Pharmacokinetics of nocloprost in human volunteers and its relation to dose.

The pharmacokinetics and absolute bioavailability of nocloprost, a synthetic PGE2-analogue with cytoprotective properties, was investigated in human volunteers as a function of the dose. Ten young male volunteers received nocloprost 5 micrograms i.v. and 100, 200 and 400 micrograms p.o. in random order at weekly intervals. Serum nocloprost levels were monitored for up to 12 h after each dose, using a specific, validated assay. After nocloprost 5 micrograms i.v. the highest serum level of 373 pg.ml-1 was found in the first sample 5 min after injection, and the subsequent decline showed one or two phases, with half-lives of 4 and 49 min. The AUC was 89 pg.h.ml-1, the total plasma clearance was 13.2 ml.min-1.kg-1, and the volume of distribution at steady state was 0.16 l.kg-1. After oral administration the maximum serum level and AUC increased in proportion to the dose. tmax showed a wide scatter, with an average value of about 30 min independent of the dose. Although not detectable in every subject, post maximum serum levels declined biphasically, with half-lives of ca 10 and 35-40 min. The absolute bioavailability after oral administration averaged about 2% and was independent of the dose.

### Exercise aim:
According to the nocloprost abstract, what was the average absolute bioavailability after oral administration, and how did it relate to dose?

### Entries provided:
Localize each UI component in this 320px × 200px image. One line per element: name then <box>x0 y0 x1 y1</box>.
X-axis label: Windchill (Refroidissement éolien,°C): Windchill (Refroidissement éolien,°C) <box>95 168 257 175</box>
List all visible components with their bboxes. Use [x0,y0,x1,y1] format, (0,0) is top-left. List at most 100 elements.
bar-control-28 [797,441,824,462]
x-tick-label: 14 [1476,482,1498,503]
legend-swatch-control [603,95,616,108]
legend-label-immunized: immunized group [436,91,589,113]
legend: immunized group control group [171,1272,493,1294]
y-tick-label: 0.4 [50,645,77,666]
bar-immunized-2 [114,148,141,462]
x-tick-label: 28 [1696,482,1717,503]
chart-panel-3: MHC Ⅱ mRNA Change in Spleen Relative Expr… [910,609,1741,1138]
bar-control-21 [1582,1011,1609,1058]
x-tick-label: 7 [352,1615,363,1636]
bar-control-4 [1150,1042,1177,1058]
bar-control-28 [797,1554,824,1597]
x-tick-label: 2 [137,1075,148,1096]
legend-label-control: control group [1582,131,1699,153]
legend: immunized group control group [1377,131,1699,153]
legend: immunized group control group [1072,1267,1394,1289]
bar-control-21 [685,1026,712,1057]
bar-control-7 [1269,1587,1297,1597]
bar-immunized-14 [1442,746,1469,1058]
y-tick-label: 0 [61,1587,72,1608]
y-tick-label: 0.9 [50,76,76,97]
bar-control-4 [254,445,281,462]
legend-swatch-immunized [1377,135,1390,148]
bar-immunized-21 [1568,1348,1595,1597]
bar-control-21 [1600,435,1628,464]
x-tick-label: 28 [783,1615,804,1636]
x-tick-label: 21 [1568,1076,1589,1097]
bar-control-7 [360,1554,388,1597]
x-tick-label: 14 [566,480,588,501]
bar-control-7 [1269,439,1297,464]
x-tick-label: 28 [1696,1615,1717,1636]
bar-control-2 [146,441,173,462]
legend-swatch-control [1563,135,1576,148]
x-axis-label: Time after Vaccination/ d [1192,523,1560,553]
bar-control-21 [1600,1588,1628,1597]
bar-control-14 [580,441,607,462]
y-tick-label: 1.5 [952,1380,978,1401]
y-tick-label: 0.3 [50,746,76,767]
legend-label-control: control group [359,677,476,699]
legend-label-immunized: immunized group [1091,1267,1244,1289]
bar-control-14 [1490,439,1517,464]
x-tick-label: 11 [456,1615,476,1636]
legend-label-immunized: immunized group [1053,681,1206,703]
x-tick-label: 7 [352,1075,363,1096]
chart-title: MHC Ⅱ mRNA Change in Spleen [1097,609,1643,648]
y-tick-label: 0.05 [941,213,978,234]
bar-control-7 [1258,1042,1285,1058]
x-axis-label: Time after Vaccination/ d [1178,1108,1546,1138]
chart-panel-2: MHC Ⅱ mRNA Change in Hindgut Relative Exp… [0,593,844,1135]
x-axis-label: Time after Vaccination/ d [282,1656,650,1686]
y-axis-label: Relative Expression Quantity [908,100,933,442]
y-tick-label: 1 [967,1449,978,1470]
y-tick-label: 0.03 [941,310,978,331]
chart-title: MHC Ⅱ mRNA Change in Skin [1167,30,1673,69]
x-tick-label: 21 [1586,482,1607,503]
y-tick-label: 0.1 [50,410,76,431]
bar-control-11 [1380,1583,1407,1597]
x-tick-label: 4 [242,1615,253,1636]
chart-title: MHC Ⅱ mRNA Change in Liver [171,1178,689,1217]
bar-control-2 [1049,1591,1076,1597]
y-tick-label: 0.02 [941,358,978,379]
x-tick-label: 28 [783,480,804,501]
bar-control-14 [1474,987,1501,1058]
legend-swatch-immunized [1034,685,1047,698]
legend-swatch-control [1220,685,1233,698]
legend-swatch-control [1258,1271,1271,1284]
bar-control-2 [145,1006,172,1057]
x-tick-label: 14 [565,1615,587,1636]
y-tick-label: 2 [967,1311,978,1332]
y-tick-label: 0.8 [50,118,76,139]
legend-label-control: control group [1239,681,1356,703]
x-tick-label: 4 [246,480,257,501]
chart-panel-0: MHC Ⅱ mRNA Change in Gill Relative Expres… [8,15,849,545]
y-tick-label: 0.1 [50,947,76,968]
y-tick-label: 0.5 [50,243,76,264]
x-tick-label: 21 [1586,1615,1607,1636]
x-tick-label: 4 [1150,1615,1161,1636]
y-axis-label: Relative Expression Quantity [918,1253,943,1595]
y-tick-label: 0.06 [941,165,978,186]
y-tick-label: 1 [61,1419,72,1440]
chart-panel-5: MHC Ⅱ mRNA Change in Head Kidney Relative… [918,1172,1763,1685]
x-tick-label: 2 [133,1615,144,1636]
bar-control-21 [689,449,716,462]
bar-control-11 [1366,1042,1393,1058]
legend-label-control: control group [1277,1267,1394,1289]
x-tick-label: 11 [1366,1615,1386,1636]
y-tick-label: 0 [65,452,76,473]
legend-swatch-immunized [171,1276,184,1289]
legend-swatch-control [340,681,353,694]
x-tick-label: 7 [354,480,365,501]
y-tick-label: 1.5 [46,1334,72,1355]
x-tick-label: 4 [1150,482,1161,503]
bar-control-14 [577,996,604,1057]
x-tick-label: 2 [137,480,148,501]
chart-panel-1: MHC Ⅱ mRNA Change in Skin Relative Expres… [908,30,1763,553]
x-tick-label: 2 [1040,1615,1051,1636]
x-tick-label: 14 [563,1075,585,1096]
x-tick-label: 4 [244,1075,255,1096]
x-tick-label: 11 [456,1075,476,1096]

### Solution to this problem:
It averaged about 2% and was independent of the dose.